TASK
From the entries below, copy every line holding the word "Zimmer".

───── EXTRACTED INFORMATION ─────

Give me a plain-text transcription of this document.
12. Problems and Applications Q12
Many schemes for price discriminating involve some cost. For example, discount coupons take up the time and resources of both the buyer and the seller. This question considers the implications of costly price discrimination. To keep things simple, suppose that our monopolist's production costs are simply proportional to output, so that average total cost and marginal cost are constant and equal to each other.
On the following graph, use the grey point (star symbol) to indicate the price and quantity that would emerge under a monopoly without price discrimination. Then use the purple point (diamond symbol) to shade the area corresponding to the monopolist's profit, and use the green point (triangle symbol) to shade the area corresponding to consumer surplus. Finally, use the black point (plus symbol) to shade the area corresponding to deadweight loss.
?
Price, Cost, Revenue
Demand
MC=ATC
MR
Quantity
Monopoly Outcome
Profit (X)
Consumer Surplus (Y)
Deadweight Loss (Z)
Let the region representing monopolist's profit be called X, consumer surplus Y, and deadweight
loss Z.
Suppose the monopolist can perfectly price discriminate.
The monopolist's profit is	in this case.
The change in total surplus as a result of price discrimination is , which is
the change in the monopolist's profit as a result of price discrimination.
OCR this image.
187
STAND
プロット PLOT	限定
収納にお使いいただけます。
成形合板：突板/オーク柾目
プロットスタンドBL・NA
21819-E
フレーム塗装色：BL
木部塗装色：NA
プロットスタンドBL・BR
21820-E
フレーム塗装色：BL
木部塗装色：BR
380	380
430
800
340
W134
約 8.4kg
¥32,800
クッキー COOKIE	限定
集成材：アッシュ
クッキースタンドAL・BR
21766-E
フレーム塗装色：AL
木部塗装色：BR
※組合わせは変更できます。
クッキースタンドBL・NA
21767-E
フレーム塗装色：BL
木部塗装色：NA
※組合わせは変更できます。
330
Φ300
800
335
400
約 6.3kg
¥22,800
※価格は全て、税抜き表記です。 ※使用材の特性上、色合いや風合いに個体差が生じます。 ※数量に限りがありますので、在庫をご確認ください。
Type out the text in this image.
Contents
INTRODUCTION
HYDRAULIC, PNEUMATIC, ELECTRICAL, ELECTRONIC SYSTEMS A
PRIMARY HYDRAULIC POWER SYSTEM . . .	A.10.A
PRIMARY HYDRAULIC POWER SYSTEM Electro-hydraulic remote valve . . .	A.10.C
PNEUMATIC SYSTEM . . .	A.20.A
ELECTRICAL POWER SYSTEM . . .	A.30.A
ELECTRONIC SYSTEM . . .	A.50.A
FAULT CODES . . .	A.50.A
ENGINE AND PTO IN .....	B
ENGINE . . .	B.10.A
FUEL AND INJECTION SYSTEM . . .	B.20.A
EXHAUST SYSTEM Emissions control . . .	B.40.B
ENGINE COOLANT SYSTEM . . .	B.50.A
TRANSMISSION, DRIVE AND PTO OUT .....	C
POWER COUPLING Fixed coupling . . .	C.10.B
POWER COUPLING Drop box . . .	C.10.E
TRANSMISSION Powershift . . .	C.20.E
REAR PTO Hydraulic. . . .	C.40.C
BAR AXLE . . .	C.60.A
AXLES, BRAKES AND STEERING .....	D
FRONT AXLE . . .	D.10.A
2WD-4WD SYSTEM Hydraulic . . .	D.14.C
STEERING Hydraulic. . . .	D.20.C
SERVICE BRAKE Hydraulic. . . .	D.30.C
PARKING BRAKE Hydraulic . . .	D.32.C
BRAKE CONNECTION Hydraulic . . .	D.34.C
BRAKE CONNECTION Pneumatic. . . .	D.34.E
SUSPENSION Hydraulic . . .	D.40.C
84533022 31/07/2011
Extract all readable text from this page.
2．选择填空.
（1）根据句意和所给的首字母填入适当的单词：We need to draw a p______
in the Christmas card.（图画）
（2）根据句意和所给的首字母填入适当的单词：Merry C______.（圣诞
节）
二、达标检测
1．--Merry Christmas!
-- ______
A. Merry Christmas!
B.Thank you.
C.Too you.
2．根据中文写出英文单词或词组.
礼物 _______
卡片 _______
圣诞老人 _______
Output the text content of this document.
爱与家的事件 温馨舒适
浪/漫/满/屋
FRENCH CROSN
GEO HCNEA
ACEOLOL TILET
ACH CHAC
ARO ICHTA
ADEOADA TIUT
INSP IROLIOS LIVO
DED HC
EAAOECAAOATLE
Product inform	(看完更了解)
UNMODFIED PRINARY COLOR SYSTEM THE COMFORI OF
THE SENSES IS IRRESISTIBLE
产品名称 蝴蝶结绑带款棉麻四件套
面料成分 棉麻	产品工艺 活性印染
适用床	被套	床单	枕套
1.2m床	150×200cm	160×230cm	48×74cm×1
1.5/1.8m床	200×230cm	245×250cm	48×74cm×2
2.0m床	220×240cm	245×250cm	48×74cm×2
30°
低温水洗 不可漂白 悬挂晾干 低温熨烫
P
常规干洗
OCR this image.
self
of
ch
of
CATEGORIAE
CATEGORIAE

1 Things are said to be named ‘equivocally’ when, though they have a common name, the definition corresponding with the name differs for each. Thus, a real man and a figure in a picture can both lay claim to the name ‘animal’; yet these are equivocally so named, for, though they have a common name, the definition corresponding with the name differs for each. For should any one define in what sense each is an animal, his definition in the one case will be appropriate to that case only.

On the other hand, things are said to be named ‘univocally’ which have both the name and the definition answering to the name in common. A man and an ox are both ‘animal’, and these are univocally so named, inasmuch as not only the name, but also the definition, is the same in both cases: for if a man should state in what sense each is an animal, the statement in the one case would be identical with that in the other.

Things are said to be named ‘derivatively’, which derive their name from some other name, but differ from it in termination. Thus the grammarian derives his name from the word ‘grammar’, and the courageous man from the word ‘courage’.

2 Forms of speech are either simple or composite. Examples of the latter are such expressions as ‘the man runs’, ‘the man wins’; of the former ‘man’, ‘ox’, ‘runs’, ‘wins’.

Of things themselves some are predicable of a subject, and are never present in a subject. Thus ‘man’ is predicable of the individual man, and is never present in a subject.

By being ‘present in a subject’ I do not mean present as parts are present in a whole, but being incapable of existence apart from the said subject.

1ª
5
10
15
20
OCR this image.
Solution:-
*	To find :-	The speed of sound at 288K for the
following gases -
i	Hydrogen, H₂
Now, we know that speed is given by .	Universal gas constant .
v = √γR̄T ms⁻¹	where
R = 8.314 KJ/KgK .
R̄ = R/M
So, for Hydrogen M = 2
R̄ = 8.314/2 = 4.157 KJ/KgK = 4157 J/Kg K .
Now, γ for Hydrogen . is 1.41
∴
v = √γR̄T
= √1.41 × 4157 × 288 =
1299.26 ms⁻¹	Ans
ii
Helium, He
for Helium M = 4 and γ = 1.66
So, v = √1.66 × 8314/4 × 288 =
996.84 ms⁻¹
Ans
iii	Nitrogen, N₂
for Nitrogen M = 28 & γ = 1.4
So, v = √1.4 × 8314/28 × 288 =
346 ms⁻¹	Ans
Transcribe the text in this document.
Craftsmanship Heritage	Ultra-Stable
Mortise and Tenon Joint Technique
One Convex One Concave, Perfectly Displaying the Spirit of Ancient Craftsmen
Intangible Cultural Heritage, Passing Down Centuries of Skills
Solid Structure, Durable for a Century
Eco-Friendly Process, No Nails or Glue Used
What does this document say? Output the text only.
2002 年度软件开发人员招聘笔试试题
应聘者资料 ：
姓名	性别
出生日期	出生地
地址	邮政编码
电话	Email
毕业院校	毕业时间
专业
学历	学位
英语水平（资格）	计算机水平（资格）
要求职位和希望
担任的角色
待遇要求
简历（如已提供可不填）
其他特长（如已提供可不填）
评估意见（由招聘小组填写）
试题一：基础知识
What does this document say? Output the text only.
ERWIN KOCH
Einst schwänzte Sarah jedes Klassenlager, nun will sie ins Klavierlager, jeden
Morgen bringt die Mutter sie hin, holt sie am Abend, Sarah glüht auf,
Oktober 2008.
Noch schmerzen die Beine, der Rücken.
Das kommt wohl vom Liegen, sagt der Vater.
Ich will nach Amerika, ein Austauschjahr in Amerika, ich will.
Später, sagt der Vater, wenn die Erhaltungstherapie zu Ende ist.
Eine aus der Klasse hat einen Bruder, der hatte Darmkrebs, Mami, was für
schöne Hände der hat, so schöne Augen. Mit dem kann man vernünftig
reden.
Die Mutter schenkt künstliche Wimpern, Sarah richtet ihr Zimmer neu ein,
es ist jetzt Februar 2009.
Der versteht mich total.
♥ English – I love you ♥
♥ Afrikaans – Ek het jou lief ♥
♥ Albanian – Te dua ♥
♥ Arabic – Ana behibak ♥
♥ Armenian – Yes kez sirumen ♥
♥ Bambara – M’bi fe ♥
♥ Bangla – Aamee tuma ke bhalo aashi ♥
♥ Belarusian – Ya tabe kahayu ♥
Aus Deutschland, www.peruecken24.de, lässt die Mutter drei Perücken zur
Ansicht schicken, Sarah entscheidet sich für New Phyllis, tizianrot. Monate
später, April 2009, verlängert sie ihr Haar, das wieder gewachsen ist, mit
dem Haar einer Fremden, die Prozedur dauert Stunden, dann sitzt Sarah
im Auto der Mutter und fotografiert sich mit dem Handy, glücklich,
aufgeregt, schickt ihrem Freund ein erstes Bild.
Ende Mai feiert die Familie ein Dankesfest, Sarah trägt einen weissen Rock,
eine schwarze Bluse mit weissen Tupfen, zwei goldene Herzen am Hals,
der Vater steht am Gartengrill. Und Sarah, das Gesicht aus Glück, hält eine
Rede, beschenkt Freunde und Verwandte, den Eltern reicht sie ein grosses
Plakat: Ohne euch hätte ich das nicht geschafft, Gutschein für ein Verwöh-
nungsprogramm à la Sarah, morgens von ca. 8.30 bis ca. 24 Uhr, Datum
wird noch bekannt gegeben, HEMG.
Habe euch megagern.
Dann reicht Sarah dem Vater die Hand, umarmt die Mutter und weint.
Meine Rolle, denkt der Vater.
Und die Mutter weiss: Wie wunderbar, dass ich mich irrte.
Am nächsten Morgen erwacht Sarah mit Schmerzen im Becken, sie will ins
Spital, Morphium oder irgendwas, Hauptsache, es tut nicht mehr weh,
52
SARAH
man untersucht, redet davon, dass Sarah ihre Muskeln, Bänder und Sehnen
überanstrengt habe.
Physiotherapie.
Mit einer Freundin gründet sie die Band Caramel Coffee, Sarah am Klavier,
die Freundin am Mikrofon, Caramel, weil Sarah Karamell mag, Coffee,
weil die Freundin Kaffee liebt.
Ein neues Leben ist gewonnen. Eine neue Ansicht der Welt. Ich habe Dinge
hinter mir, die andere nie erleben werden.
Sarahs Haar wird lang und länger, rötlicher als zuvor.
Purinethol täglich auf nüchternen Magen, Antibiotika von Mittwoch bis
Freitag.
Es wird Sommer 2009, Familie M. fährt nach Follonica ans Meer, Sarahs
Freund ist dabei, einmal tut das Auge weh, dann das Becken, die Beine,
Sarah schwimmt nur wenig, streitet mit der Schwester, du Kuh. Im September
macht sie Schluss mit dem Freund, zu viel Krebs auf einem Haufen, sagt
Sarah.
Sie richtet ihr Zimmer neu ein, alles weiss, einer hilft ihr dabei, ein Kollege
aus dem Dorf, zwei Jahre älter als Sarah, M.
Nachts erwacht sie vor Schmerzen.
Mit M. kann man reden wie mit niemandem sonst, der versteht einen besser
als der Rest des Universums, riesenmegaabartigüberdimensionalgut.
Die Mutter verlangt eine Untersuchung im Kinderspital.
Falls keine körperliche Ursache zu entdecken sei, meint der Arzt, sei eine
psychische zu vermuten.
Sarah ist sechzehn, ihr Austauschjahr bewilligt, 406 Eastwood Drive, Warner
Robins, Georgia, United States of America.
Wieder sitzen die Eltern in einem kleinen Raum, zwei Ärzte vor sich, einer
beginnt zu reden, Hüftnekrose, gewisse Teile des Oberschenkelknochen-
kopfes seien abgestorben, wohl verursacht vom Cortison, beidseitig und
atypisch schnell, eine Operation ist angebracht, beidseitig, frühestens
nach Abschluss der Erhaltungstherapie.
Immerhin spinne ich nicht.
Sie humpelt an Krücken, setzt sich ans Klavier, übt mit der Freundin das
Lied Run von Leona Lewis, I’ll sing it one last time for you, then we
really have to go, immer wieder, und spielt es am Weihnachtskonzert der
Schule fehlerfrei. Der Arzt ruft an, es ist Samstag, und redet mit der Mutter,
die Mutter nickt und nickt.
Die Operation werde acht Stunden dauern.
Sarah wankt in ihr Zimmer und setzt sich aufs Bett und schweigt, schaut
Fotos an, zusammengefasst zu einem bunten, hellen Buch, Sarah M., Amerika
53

─────

FULL OUTPUT
Die Mutter schenkt künstliche Wimpern, Sarah richtet ihr Zimmer neu ein,
Sie richtet ihr Zimmer neu ein, alles weiss, einer hilft ihr dabei, ein Kollege
Sarah wankt in ihr Zimmer und setzt sich aufs Bett und schweigt, schaut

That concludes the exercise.